Task objective:
Copy, from the entries below, each line in which the string "MERCH" appears.

>> Start

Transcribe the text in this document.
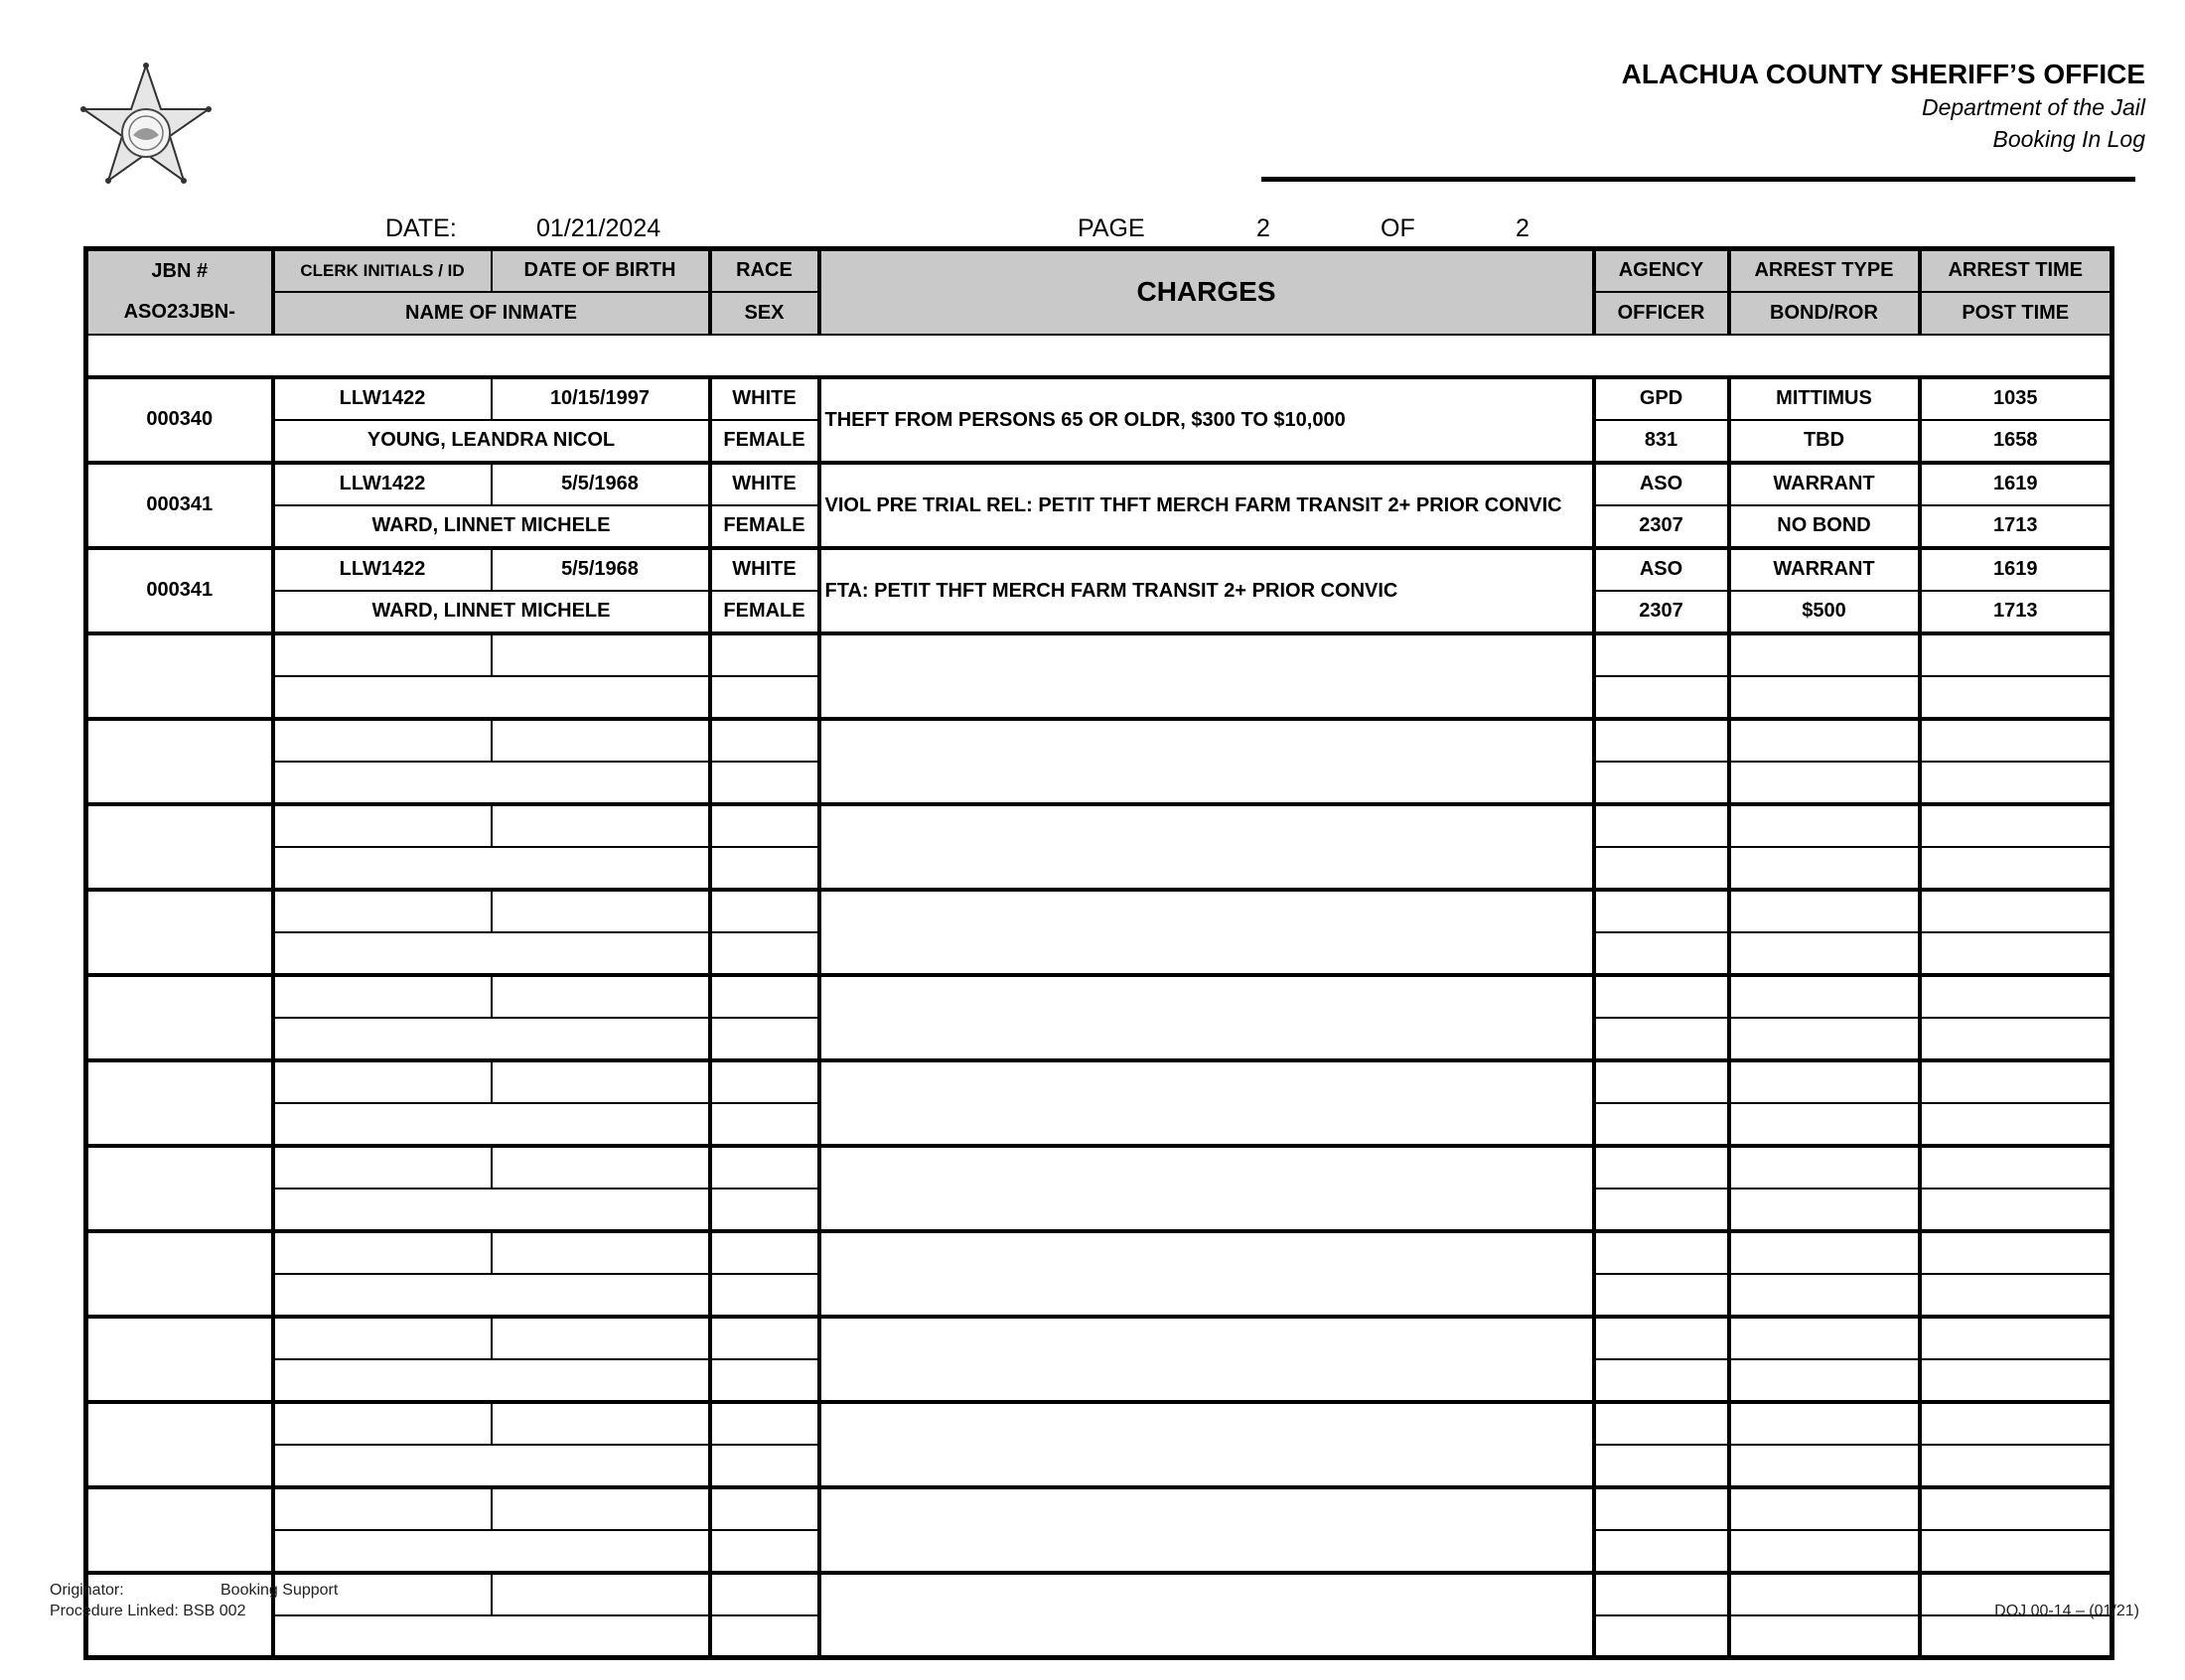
ALACHUA COUNTY SHERIFF’S OFFICE
Department of the Jail
Booking In Log
DATE:	01/21/2024	PAGE	2	OF	2
JBN #	CLERK INITIALS / ID	DATE OF BIRTH	RACE	CHARGES	AGENCY	ARREST TYPE	ARREST TIME
ASO23JBN-	NAME OF INMATE		SEX		OFFICER	BOND/ROR	POST TIME

000340	LLW1422	10/15/1997	WHITE	THEFT FROM PERSONS 65 OR OLDR, $300 TO $10,000	GPD	MITTIMUS	1035
	YOUNG, LEANDRA NICOL		FEMALE		831	TBD	1658
000341	LLW1422	5/5/1968	WHITE	VIOL PRE TRIAL REL: PETIT THFT MERCH FARM TRANSIT 2+ PRIOR CONVIC	ASO	WARRANT	1619
	WARD, LINNET MICHELE		FEMALE		2307	NO BOND	1713
000341	LLW1422	5/5/1968	WHITE	FTA: PETIT THFT MERCH FARM TRANSIT 2+ PRIOR CONVIC	ASO	WARRANT	1619
	WARD, LINNET MICHELE		FEMALE		2307	$500	1713

Originator:	Booking Support
Procedure Linked: BSB 002	DOJ 00-14 – (01/21)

>> End

Solution below:
000341	LLW1422	5/5/1968	WHITE	VIOL PRE TRIAL REL: PETIT THFT MERCH FARM TRANSIT 2+ PRIOR CONVIC	ASO	WARRANT	1619
000341	LLW1422	5/5/1968	WHITE	FTA: PETIT THFT MERCH FARM TRANSIT 2+ PRIOR CONVIC	ASO	WARRANT	1619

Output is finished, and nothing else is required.